• **INSTRUCTIONS TO FOLLOW**
The entries below are to be transcribed in full, without their images.

== == ==

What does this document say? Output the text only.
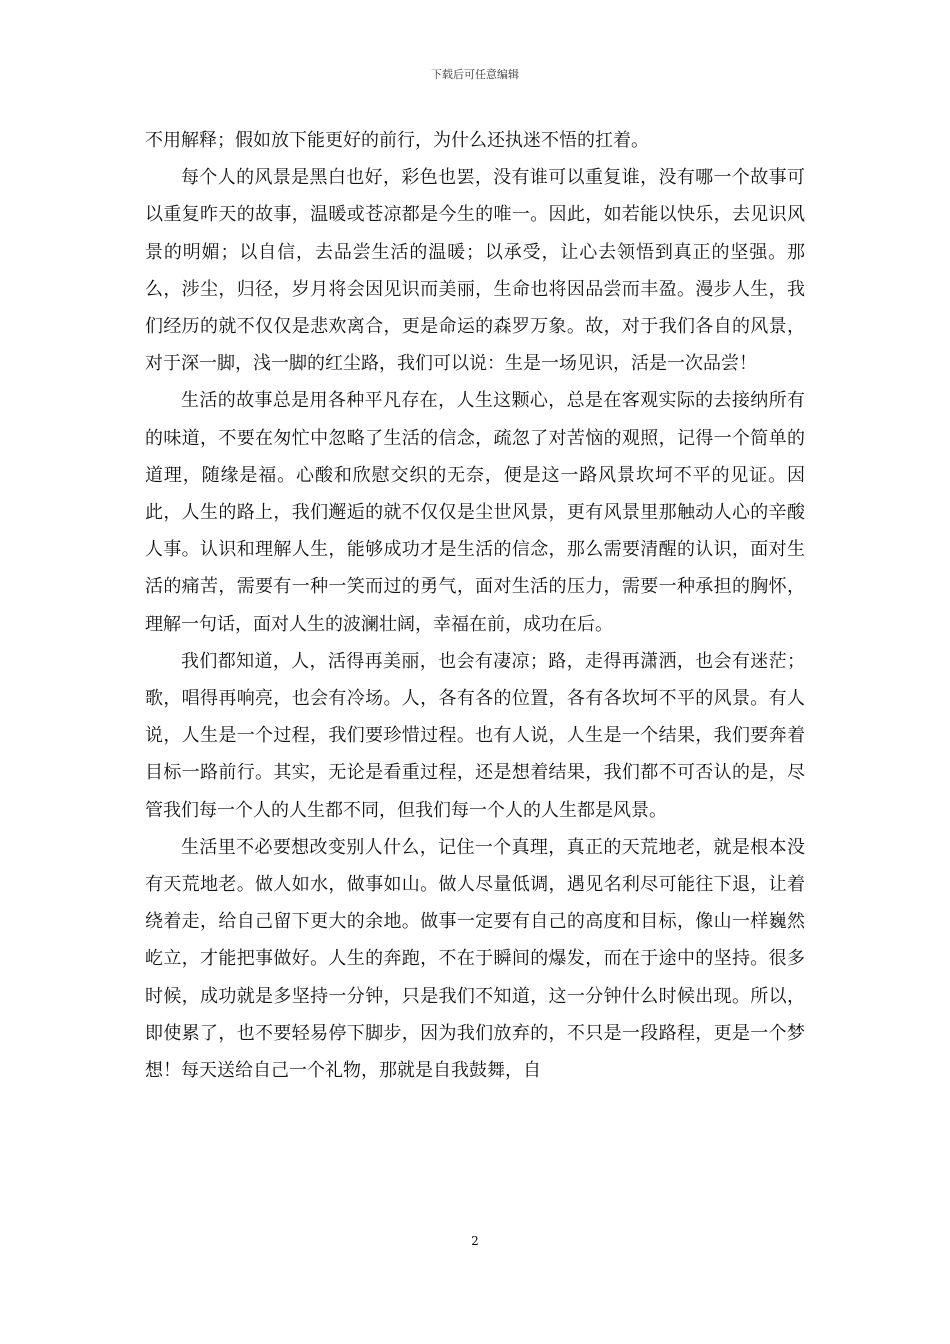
下载后可任意编辑

不用解释；假如放下能更好的前行，为什么还执迷不悟的扛着。

每个人的风景是黑白也好，彩色也罢，没有谁可以重复谁，没有哪一个故事可以重复昨天的故事，温暖或苍凉都是今生的唯一。因此，如若能以快乐，去见识风景的明媚；以自信，去品尝生活的温暖；以承受，让心去领悟到真正的坚强。那么，涉尘，归径，岁月将会因见识而美丽，生命也将因品尝而丰盈。漫步人生，我们经历的就不仅仅是悲欢离合，更是命运的森罗万象。故，对于我们各自的风景，对于深一脚，浅一脚的红尘路，我们可以说：生是一场见识，活是一次品尝！

生活的故事总是用各种平凡存在，人生这颗心，总是在客观实际的去接纳所有的味道，不要在匆忙中忽略了生活的信念，疏忽了对苦恼的观照，记得一个简单的道理，随缘是福。心酸和欣慰交织的无奈，便是这一路风景坎坷不平的见证。因此，人生的路上，我们邂逅的就不仅仅是尘世风景，更有风景里那触动人心的辛酸人事。认识和理解人生，能够成功才是生活的信念，那么需要清醒的认识，面对生活的痛苦，需要有一种一笑而过的勇气，面对生活的压力，需要一种承担的胸怀，理解一句话，面对人生的波澜壮阔，幸福在前，成功在后。

我们都知道，人，活得再美丽，也会有凄凉；路，走得再潇洒，也会有迷茫；歌，唱得再响亮，也会有冷场。人，各有各的位置，各有各坎坷不平的风景。有人说，人生是一个过程，我们要珍惜过程。也有人说，人生是一个结果，我们要奔着目标一路前行。其实，无论是看重过程，还是想着结果，我们都不可否认的是，尽管我们每一个人的人生都不同，但我们每一个人的人生都是风景。

生活里不必要想改变别人什么，记住一个真理，真正的天荒地老，就是根本没有天荒地老。做人如水，做事如山。做人尽量低调，遇见名利尽可能往下退，让着绕着走，给自己留下更大的余地。做事一定要有自己的高度和目标，像山一样巍然屹立，才能把事做好。人生的奔跑，不在于瞬间的爆发，而在于途中的坚持。很多时候，成功就是多坚持一分钟，只是我们不知道，这一分钟什么时候出现。所以，即使累了，也不要轻易停下脚步，因为我们放弃的，不只是一段路程，更是一个梦想！每天送给自己一个礼物，那就是自我鼓舞，自

2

== == ==

• **PROBLEM SOLUTION**
What does this document say? Output the text only.
下载后可任意编辑

不用解释；假如放下能更好的前行，为什么还执迷不悟的扛着。

每个人的风景是黑白也好，彩色也罢，没有谁可以重复谁，没有哪一个故事可以重复昨天的故事，温暖或苍凉都是今生的唯一。因此，如若能以快乐，去见识风景的明媚；以自信，去品尝生活的温暖；以承受，让心去领悟到真正的坚强。那么，涉尘，归径，岁月将会因见识而美丽，生命也将因品尝而丰盈。漫步人生，我们经历的就不仅仅是悲欢离合，更是命运的森罗万象。故，对于我们各自的风景，对于深一脚，浅一脚的红尘路，我们可以说：生是一场见识，活是一次品尝！

生活的故事总是用各种平凡存在，人生这颗心，总是在客观实际的去接纳所有的味道，不要在匆忙中忽略了生活的信念，疏忽了对苦恼的观照，记得一个简单的道理，随缘是福。心酸和欣慰交织的无奈，便是这一路风景坎坷不平的见证。因此，人生的路上，我们邂逅的就不仅仅是尘世风景，更有风景里那触动人心的辛酸人事。认识和理解人生，能够成功才是生活的信念，那么需要清醒的认识，面对生活的痛苦，需要有一种一笑而过的勇气，面对生活的压力，需要一种承担的胸怀，理解一句话，面对人生的波澜壮阔，幸福在前，成功在后。

我们都知道，人，活得再美丽，也会有凄凉；路，走得再潇洒，也会有迷茫；歌，唱得再响亮，也会有冷场。人，各有各的位置，各有各坎坷不平的风景。有人说，人生是一个过程，我们要珍惜过程。也有人说，人生是一个结果，我们要奔着目标一路前行。其实，无论是看重过程，还是想着结果，我们都不可否认的是，尽管我们每一个人的人生都不同，但我们每一个人的人生都是风景。

生活里不必要想改变别人什么，记住一个真理，真正的天荒地老，就是根本没有天荒地老。做人如水，做事如山。做人尽量低调，遇见名利尽可能往下退，让着绕着走，给自己留下更大的余地。做事一定要有自己的高度和目标，像山一样巍然屹立，才能把事做好。人生的奔跑，不在于瞬间的爆发，而在于途中的坚持。很多时候，成功就是多坚持一分钟，只是我们不知道，这一分钟什么时候出现。所以，即使累了，也不要轻易停下脚步，因为我们放弃的，不只是一段路程，更是一个梦想！每天送给自己一个礼物，那就是自我鼓舞，自

2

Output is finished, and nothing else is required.